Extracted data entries
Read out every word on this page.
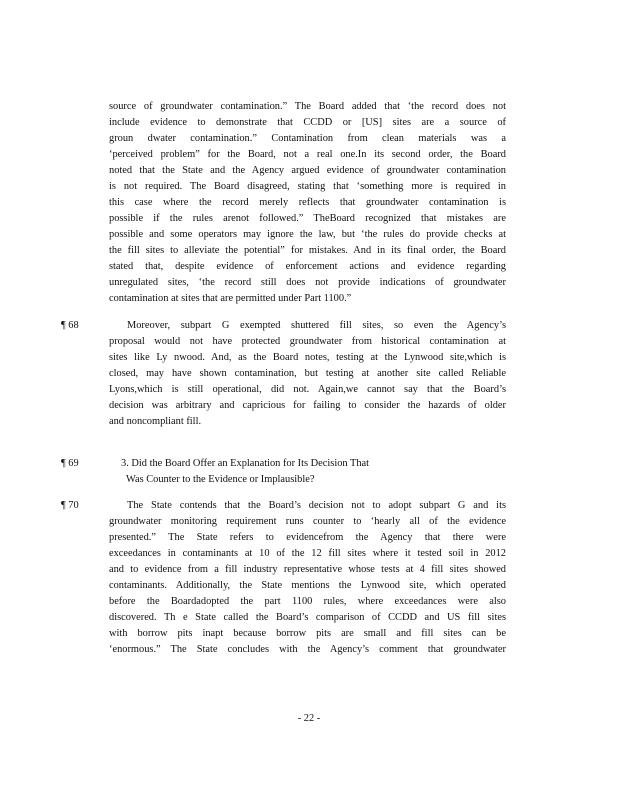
source of groundwater contamination.” The Board added that ‘the record does not
include evidence to demonstrate that CCDD or [US] sites are a source of
groun dwater contamination.” Contamination from clean materials was a
‘perceived problem” for the Board, not a real one.In its second order, the Board
noted that the State and the Agency argued evidence of groundwater contamination
is not required. The Board disagreed, stating that ‘something more is required in
this case where the record merely reflects that groundwater contamination is
possible if the rules arenot followed.” TheBoard recognized that mistakes are
possible and some operators may ignore the law, but ‘the rules do provide checks at
the fill sites to alleviate the potential” for mistakes. And in its final order, the Board
stated that, despite evidence of enforcement actions and evidence regarding
unregulated sites, ‘the record still does not provide indications of groundwater
contamination at sites that are permitted under Part 1100.”
¶ 68	Moreover, subpart G exempted shuttered fill sites, so even the Agency’s
proposal would not have protected groundwater from historical contamination at
sites like Ly nwood. And, as the Board notes, testing at the Lynwood site,which is
closed, may have shown contamination, but testing at another site called Reliable
Lyons,which is still operational, did not. Again,we cannot say that the Board’s
decision was arbitrary and capricious for failing to consider the hazards of older
and noncompliant fill.
¶ 69	3. Did the Board Offer an Explanation for Its Decision That
Was Counter to the Evidence or Implausible?
¶ 70	The State contends that the Board’s decision not to adopt subpart G and its
groundwater monitoring requirement runs counter to ‘hearly all of the evidence
presented.” The State refers to evidencefrom the Agency that there were
exceedances in contaminants at 10 of the 12 fill sites where it tested soil in 2012
and to evidence from a fill industry representative whose tests at 4 fill sites showed
contaminants. Additionally, the State mentions the Lynwood site, which operated
before the Boardadopted the part 1100 rules, where exceedances were also
discovered. Th e State called the Board’s comparison of CCDD and US fill sites
with borrow pits inapt because borrow pits are small and fill sites can be
‘enormous.” The State concludes with the Agency’s comment that groundwater
- 22 -
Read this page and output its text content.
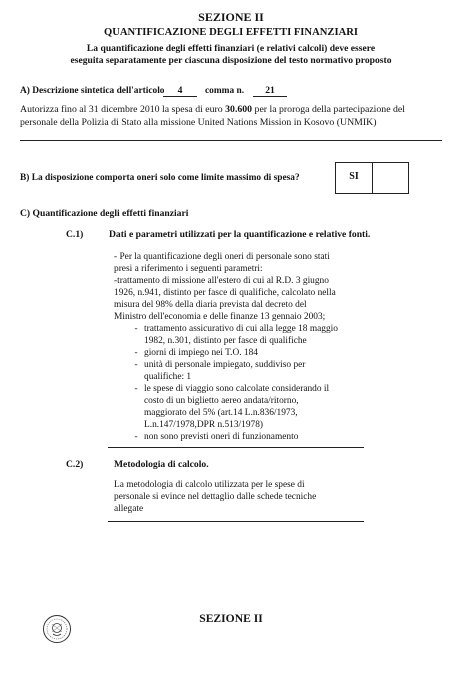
SEZIONE II
QUANTIFICAZIONE DEGLI EFFETTI FINANZIARI
La quantificazione degli effetti finanziari (e relativi calcoli) deve essere
eseguita separatamente per ciascuna disposizione del testo normativo proposto
A) Descrizione sintetica dell'articolo	4	comma n.	21
Autorizza fino al 31 dicembre 2010 la spesa di euro 30.600 per la proroga della partecipazione del
personale della Polizia di Stato alla missione United Nations Mission in Kosovo (UNMIK)
B) La disposizione comporta oneri solo come limite massimo di spesa?	SI
C) Quantificazione degli effetti finanziari
C.1)	Dati e parametri utilizzati per la quantificazione e relative fonti.
- Per la quantificazione degli oneri di personale sono stati
presi a riferimento i seguenti parametri:
-trattamento di missione all'estero di cui al R.D. 3 giugno
1926, n.941, distinto per fasce di qualifiche, calcolato nella
misura del 98% della diaria prevista dal decreto del
Ministro dell'economia e delle finanze 13 gennaio 2003;
- trattamento assicurativo di cui alla legge 18 maggio
1982, n.301, distinto per fasce di qualifiche
- giorni di impiego nei T.O. 184
- unità di personale impiegato, suddiviso per
qualifiche: 1
- le spese di viaggio sono calcolate considerando il
costo di un biglietto aereo andata/ritorno,
maggiorato del 5% (art.14 L.n.836/1973,
L.n.147/1978,DPR n.513/1978)
- non sono previsti oneri di funzionamento
C.2)	Metodologia di calcolo.
La metodologia di calcolo utilizzata per le spese di
personale si evince nel dettaglio dalle schede tecniche
allegate
SEZIONE II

* _What you need to do_: Copy every line of the data word for word, omitting the images.

* _Full solution_:
Read out every word on this page.
source of groundwater contamination.” The Board added that ‘the record does not
include evidence to demonstrate that CCDD or [US] sites are a source of
groun dwater contamination.” Contamination from clean materials was a
‘perceived problem” for the Board, not a real one.In its second order, the Board
noted that the State and the Agency argued evidence of groundwater contamination
is not required. The Board disagreed, stating that ‘something more is required in
this case where the record merely reflects that groundwater contamination is
possible if the rules arenot followed.” TheBoard recognized that mistakes are
possible and some operators may ignore the law, but ‘the rules do provide checks at
the fill sites to alleviate the potential” for mistakes. And in its final order, the Board
stated that, despite evidence of enforcement actions and evidence regarding
unregulated sites, ‘the record still does not provide indications of groundwater
contamination at sites that are permitted under Part 1100.”
¶ 68	Moreover, subpart G exempted shuttered fill sites, so even the Agency’s
proposal would not have protected groundwater from historical contamination at
sites like Ly nwood. And, as the Board notes, testing at the Lynwood site,which is
closed, may have shown contamination, but testing at another site called Reliable
Lyons,which is still operational, did not. Again,we cannot say that the Board’s
decision was arbitrary and capricious for failing to consider the hazards of older
and noncompliant fill.
¶ 69	3. Did the Board Offer an Explanation for Its Decision That
Was Counter to the Evidence or Implausible?
¶ 70	The State contends that the Board’s decision not to adopt subpart G and its
groundwater monitoring requirement runs counter to ‘hearly all of the evidence
presented.” The State refers to evidencefrom the Agency that there were
exceedances in contaminants at 10 of the 12 fill sites where it tested soil in 2012
and to evidence from a fill industry representative whose tests at 4 fill sites showed
contaminants. Additionally, the State mentions the Lynwood site, which operated
before the Boardadopted the part 1100 rules, where exceedances were also
discovered. Th e State called the Board’s comparison of CCDD and US fill sites
with borrow pits inapt because borrow pits are small and fill sites can be
‘enormous.” The State concludes with the Agency’s comment that groundwater
- 22 -
Read this page and output its text content.
SEZIONE II
QUANTIFICAZIONE DEGLI EFFETTI FINANZIARI
La quantificazione degli effetti finanziari (e relativi calcoli) deve essere
eseguita separatamente per ciascuna disposizione del testo normativo proposto
A) Descrizione sintetica dell'articolo	4	comma n.	21
Autorizza fino al 31 dicembre 2010 la spesa di euro 30.600 per la proroga della partecipazione del
personale della Polizia di Stato alla missione United Nations Mission in Kosovo (UNMIK)
B) La disposizione comporta oneri solo come limite massimo di spesa?	SI
C) Quantificazione degli effetti finanziari
C.1)	Dati e parametri utilizzati per la quantificazione e relative fonti.
- Per la quantificazione degli oneri di personale sono stati
presi a riferimento i seguenti parametri:
-trattamento di missione all'estero di cui al R.D. 3 giugno
1926, n.941, distinto per fasce di qualifiche, calcolato nella
misura del 98% della diaria prevista dal decreto del
Ministro dell'economia e delle finanze 13 gennaio 2003;
- trattamento assicurativo di cui alla legge 18 maggio
1982, n.301, distinto per fasce di qualifiche
- giorni di impiego nei T.O. 184
- unità di personale impiegato, suddiviso per
qualifiche: 1
- le spese di viaggio sono calcolate considerando il
costo di un biglietto aereo andata/ritorno,
maggiorato del 5% (art.14 L.n.836/1973,
L.n.147/1978,DPR n.513/1978)
- non sono previsti oneri di funzionamento
C.2)	Metodologia di calcolo.
La metodologia di calcolo utilizzata per le spese di
personale si evince nel dettaglio dalle schede tecniche
allegate
SEZIONE II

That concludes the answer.